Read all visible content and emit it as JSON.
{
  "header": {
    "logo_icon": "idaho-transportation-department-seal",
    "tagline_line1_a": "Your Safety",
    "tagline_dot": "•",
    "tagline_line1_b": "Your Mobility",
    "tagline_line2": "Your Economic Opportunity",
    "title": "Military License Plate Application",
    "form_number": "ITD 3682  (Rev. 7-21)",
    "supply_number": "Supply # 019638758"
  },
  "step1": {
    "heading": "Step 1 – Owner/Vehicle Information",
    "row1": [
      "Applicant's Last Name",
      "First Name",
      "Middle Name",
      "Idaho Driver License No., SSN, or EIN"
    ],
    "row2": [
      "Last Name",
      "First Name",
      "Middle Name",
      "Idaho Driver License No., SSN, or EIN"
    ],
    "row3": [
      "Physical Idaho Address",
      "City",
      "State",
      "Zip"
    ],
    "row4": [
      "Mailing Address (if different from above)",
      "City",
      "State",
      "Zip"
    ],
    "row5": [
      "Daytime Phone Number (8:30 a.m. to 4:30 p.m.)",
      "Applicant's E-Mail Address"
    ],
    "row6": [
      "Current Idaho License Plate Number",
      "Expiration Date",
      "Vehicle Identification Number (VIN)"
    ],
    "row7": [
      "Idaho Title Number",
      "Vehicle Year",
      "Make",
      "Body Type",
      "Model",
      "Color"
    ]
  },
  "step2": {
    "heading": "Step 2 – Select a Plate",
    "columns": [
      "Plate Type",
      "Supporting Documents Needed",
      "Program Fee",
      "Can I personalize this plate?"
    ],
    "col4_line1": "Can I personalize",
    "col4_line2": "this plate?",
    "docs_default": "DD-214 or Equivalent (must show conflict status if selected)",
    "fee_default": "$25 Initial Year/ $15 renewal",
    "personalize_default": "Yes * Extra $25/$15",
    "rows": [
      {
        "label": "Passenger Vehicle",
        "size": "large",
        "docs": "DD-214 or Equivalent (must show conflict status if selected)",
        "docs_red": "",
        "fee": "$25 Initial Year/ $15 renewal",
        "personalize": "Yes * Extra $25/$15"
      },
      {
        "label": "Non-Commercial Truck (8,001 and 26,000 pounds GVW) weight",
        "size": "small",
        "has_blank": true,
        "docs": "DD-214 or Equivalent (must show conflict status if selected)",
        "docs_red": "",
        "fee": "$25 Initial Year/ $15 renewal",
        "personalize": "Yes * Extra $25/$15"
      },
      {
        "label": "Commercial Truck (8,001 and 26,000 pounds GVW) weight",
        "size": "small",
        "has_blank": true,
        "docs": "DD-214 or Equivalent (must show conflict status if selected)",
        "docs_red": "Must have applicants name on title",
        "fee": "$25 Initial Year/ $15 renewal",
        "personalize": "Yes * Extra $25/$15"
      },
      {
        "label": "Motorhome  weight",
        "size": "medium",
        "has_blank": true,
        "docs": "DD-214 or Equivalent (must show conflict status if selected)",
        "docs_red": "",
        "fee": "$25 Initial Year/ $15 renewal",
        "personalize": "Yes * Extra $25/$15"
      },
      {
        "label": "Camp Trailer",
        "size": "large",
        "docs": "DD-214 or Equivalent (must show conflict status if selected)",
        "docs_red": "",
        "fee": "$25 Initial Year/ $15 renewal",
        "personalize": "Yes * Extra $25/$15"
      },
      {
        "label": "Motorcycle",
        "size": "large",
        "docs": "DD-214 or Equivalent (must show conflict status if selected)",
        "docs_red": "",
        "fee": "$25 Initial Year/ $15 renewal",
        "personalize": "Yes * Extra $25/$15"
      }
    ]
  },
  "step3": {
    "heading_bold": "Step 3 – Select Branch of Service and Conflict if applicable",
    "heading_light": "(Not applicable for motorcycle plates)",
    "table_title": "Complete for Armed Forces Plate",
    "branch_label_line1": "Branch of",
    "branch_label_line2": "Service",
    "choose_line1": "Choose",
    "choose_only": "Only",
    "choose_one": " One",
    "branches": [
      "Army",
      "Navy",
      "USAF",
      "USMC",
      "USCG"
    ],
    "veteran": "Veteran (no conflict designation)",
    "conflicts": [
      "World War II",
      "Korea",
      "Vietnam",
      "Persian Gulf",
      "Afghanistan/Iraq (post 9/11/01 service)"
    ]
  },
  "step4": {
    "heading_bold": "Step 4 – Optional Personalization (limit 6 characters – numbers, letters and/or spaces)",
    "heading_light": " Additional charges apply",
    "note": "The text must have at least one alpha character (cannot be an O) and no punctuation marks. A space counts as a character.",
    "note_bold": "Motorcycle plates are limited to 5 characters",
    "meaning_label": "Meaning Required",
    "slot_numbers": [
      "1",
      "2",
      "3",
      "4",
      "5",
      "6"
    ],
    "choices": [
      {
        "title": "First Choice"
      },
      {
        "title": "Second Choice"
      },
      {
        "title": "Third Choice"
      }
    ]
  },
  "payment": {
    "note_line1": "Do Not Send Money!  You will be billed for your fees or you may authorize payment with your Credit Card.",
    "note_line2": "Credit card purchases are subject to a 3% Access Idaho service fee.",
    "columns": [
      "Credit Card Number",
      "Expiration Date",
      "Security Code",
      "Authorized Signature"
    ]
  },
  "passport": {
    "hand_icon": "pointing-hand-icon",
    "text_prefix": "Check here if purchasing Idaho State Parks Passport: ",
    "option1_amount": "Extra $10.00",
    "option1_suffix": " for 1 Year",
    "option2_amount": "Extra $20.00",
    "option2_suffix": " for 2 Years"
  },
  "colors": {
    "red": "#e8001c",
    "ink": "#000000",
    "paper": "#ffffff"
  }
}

# # # # # # #

■ To do ■
Show every line above in which the word "Vehicle" occurs.

■ Solution below ■
    "heading": "Step 1 – Owner/Vehicle Information",
      "Vehicle Identification Number (VIN)"
      "Vehicle Year",
        "label": "Passenger Vehicle",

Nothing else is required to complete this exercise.